■ **Exercise set**
- a) Transcribe the part of the MCP test server guide that begins at the words "Understanding MCP Server" and stops after the words "without client requests.".
- b) Go on with the guide to building an MCP server for test results from the point where it stops.

Model Context Protocol (MCP) enables AI assistants to interact with external tools and data sources through a standardized interface. When your AI assistant needs access to test execution results, building a dedicated MCP server provides a clean, maintainable solution. This guide walks through creating an MCP server that streams real-time test results from your test suite to any connected AI client.
Understanding MCP Server Architecture
An MCP server exposes capabilities through well-defined tools and resources. For test result streaming, you need three core components: a test runner integration layer, an event emission system, and MCP protocol handlers. The server runs as a standalone process that AI clients connect to when they need test information.
The MCP protocol uses JSON-RPC 2.0 for communication. Clients discover available tools through the tools/list method, then invoke specific tools with tools/call. For real-time updates, MCP supports server-side notifications that push data without client requests.
Setting Up Your Project
Create a new Python project with the required dependencies:
mkdir mcp-test-server && cd mcp-test-server
uv venv
source .venv/bin/activate
uv pip install mcp pytest pytest-asyncio aiofiles
The MCP SDK provides the core server functionality. pytest runs your tests, and asyncio enables the non-blocking operations needed for real-time streaming.
Implementing the MCP Server
Create server.py with the following structure:
import asyncio
import json
import subprocess
from pathlib import Path
from typing import Any
from mcp.server import Server
from mcp.server.stdio import stdio_server
from mcp.types import Tool, TextContent
class TestResultServer:
def __init__(self):
self.server = Server("test-results")
self._register_handlers()
def _register_handlers(self):
@self.server.list_tools()
async def list_tools() -> list[Tool]:
return [
Tool(
name="run_tests",
description="Run test suite and stream results in real-time",
inputSchema={
"type": "object",
"properties": {
"test_path": {
"type": "string",
"description": "Path to test file or directory"
},
"framework": {
"type": "string",
"enum": ["pytest", "unittest", "jest"],
"default": "pytest"
}
}
}
),
Tool(
name="get_test_status",
description="Get current status of running or last test execution"
)
]
@self.server.call_tool()

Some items
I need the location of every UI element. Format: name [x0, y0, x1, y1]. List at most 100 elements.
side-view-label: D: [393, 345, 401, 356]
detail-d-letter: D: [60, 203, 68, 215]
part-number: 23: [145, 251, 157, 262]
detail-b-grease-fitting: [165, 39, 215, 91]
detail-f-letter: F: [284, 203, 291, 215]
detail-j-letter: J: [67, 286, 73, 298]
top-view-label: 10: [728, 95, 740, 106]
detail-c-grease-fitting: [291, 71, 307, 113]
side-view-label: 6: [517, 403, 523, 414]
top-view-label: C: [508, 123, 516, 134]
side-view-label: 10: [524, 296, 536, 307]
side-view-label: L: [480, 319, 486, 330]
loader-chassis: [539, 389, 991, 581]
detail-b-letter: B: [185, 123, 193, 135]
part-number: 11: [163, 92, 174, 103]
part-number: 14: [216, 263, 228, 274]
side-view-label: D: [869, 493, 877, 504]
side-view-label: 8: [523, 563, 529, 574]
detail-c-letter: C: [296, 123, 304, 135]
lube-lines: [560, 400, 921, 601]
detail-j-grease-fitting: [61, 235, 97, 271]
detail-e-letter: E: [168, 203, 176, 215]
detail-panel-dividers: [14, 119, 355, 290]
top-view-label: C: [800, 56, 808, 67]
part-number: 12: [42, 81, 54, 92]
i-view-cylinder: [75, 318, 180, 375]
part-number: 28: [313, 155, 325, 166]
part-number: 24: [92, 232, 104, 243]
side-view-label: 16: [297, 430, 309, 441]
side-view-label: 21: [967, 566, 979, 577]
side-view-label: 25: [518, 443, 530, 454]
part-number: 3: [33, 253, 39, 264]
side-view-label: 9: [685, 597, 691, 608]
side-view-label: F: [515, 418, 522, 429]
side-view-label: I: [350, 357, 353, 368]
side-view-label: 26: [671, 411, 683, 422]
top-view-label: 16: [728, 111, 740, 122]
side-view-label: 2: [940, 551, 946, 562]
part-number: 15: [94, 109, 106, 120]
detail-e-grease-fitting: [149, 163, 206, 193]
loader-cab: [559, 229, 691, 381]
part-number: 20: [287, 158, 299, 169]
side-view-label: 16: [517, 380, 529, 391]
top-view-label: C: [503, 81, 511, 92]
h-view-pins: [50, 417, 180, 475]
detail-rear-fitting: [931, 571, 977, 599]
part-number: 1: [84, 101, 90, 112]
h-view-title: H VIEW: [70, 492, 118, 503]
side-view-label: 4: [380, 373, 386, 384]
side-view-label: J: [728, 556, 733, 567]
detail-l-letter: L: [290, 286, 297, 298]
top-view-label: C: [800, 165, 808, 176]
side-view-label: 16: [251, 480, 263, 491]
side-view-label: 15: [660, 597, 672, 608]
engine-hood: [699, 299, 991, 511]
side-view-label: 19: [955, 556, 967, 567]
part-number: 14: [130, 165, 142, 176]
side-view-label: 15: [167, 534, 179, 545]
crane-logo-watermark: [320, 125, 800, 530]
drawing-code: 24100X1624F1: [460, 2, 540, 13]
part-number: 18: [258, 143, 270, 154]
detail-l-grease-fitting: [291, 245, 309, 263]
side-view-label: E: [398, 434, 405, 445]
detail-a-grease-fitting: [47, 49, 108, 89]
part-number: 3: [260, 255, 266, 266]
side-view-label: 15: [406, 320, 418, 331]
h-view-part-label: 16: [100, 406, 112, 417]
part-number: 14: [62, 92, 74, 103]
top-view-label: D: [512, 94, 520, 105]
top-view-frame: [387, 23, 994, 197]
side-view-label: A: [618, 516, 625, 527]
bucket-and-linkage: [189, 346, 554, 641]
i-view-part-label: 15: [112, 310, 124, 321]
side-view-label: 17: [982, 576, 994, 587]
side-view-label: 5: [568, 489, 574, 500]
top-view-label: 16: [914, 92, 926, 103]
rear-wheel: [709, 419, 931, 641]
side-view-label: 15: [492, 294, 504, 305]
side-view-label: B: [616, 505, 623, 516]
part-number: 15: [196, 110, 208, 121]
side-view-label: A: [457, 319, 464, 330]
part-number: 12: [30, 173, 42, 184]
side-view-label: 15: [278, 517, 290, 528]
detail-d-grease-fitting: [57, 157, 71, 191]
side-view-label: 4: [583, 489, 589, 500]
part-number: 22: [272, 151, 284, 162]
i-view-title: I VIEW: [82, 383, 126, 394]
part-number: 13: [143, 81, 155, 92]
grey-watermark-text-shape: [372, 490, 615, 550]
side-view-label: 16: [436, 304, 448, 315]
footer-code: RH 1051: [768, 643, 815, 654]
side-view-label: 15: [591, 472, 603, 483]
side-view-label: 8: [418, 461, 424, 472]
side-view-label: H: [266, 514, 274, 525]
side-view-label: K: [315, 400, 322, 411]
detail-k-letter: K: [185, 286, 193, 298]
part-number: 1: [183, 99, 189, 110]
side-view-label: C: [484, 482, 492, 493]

--

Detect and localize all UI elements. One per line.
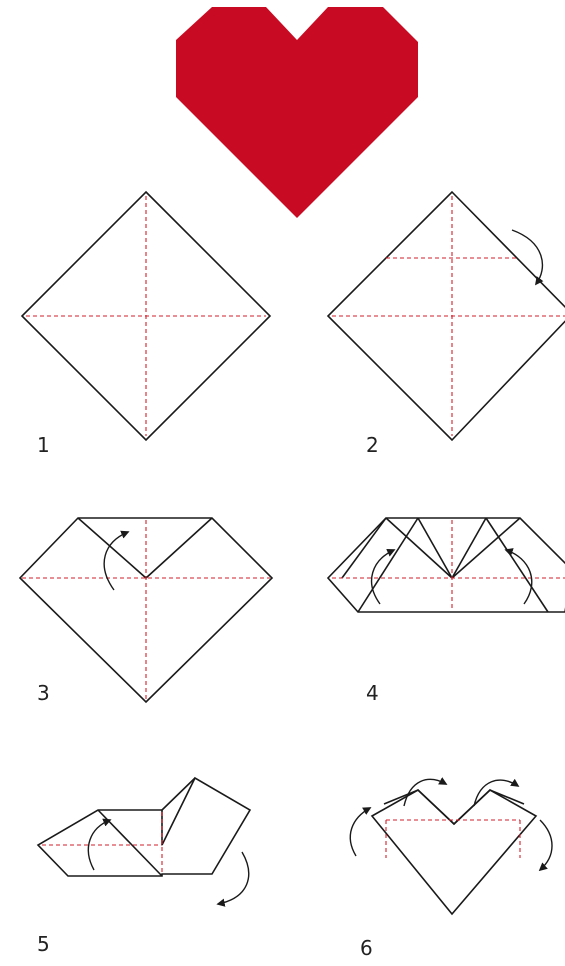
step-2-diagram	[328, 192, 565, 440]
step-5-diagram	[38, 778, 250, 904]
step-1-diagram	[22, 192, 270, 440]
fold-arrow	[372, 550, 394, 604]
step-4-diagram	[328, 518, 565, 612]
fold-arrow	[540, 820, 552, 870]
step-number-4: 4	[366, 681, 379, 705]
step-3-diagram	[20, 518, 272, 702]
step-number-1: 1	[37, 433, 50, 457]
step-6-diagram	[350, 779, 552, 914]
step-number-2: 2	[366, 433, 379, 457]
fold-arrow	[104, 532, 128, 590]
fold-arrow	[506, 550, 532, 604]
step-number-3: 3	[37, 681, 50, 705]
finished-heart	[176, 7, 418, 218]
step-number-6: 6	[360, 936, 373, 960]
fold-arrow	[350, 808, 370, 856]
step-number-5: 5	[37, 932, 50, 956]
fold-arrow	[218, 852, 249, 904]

==

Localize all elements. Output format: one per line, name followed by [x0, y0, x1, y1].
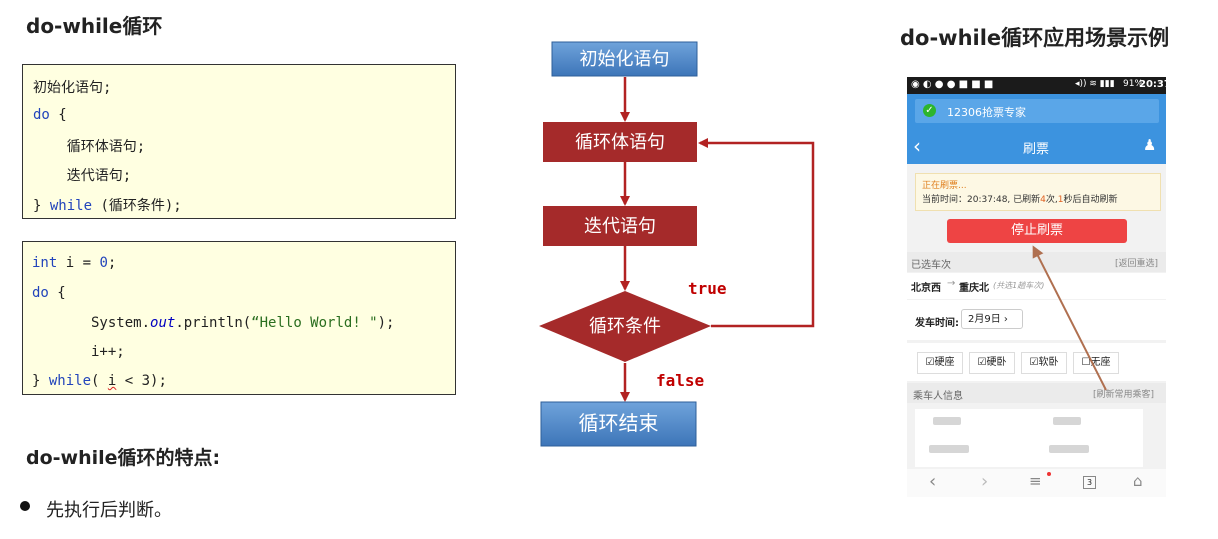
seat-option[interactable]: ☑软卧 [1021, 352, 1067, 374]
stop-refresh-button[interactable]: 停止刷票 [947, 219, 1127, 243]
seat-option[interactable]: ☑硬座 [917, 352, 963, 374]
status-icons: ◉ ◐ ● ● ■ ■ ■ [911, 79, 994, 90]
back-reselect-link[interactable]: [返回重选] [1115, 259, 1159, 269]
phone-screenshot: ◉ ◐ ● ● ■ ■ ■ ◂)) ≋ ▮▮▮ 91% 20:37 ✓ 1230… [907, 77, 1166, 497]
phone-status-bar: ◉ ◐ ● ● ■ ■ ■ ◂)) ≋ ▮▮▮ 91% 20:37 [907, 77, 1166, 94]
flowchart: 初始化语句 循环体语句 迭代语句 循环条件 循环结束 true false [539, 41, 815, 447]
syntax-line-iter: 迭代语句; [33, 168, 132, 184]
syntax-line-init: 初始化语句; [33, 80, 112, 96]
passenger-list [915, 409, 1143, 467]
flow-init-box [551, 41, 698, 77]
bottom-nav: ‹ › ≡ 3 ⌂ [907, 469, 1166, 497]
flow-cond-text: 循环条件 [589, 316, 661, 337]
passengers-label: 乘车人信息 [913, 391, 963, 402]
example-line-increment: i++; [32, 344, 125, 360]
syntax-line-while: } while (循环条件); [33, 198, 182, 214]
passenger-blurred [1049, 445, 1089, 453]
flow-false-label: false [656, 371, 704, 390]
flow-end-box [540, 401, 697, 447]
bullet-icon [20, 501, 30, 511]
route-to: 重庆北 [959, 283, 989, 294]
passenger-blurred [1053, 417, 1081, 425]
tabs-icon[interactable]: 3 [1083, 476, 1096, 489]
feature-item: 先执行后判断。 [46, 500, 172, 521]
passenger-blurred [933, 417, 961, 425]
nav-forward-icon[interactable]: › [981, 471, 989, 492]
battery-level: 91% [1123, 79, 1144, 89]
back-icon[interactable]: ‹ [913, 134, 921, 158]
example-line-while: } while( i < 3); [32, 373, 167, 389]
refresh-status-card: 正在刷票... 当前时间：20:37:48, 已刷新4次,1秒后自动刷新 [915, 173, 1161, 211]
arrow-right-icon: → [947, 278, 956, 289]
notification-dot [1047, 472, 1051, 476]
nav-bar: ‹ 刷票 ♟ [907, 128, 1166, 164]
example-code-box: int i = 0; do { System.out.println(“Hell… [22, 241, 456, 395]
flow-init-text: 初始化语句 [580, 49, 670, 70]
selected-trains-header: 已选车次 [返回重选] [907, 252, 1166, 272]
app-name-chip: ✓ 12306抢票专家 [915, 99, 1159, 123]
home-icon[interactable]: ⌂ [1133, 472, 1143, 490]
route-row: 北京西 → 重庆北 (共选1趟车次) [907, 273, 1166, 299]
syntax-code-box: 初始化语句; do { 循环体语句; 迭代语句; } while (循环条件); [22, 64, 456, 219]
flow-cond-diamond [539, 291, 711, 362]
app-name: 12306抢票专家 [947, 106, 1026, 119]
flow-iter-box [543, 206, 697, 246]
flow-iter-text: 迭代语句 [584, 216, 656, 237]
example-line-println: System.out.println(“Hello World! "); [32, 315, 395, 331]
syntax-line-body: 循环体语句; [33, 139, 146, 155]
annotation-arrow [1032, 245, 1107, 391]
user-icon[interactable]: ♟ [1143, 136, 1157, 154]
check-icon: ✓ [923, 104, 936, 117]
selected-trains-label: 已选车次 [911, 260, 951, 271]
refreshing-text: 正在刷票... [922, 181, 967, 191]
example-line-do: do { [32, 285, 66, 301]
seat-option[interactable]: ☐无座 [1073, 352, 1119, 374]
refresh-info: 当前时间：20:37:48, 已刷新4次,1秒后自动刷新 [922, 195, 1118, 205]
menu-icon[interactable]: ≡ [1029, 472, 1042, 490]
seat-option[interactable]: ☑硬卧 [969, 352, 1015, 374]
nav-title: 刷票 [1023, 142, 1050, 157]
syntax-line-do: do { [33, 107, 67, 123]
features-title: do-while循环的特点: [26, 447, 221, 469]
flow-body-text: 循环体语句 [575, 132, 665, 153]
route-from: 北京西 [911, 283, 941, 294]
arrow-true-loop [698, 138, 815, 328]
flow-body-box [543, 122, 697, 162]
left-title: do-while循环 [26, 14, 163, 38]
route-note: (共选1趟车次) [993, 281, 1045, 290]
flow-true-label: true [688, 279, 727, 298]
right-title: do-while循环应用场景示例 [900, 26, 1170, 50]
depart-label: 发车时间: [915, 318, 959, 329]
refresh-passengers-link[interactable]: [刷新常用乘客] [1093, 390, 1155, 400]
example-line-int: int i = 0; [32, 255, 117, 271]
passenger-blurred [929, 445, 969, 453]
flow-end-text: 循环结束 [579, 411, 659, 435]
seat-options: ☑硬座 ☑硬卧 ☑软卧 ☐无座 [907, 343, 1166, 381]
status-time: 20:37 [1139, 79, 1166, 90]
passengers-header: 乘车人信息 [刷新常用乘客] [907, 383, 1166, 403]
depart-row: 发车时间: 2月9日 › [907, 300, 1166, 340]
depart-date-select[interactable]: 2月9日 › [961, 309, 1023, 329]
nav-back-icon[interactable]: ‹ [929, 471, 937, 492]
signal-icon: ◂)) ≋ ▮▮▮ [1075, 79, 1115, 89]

■ **Per-task outputs**
- a)
Understanding MCP Server Architecture
An MCP server exposes capabilities through well-defined tools and resources. For test result streaming, you need three core components: a test runner integration layer, an event emission system, and MCP protocol handlers. The server runs as a standalone process that AI clients connect to when they need test information.
The MCP protocol uses JSON-RPC 2.0 for communication. Clients discover available tools through the tools/list method, then invoke specific tools with tools/call. For real-time updates, MCP supports server-side notifications that push data without client requests.

- b)
async def call_tool(name: str, arguments: dict) -> list[TextContent]:
if name == "run_tests":
return await self.run_tests(
arguments.get("test_path", "tests/"),
arguments.get("framework", "pytest")
)
elif name == "get_test_status":
return [TextContent(type="text", text=json.dumps(self.status))]
return []
async def run_tests(self, test_path: str, framework: str) -> list[TextContent]:
self.status = {"running": True, "results": []}
cmd = self._build_command(framework, test_path)
process = await asyncio.create_subprocess_exec(
*cmd,
stdout=asyncio.subprocess.PIPE,
stderr=asyncio.subprocess.PIPE
)
stdout, stderr = await process.communicate()
results = self._parse_output(stdout.decode(), framework)
self.status = {
"running": False,
"results": results,
"exit_code": process.returncode
}
return [TextContent(type="text", text=json.dumps(results, indent=2))]
def _build_command(self, framework: str, test_path: str) -> list[str]:
if framework == "pytest":
return ["pytest", "-v", "--tb=short", test_path]
return ["npm", "test", "--", test_path]
def _parse_output(self, output: str, framework: str) -> dict:
lines = output.split("\n")
passed = failed = 0
details = []
for line in lines:
if "PASSED" in line or "✓" in line:
passed += 1
details.append({"status": "passed", "message": line.strip()})
elif "FAILED" in line or "✗" in line:
failed += 1
details.append({"status": "failed", "message": line.strip()})
return {
"total": passed + failed,
"passed": passed,
"failed": failed,
"details": details
}
async def run(self):
async with stdio_server() as (read_stream, write_stream):
await self.server.run(
read_stream,
write_stream,
self.server.create_initialization_options()
)
if __name__ == "__main__":
server = TestResultServer()
asyncio.run(server.run())
This server exposes two tools: run_tests executes your test suite and returns structured results, while get_test_status provides visibility into the current execution state.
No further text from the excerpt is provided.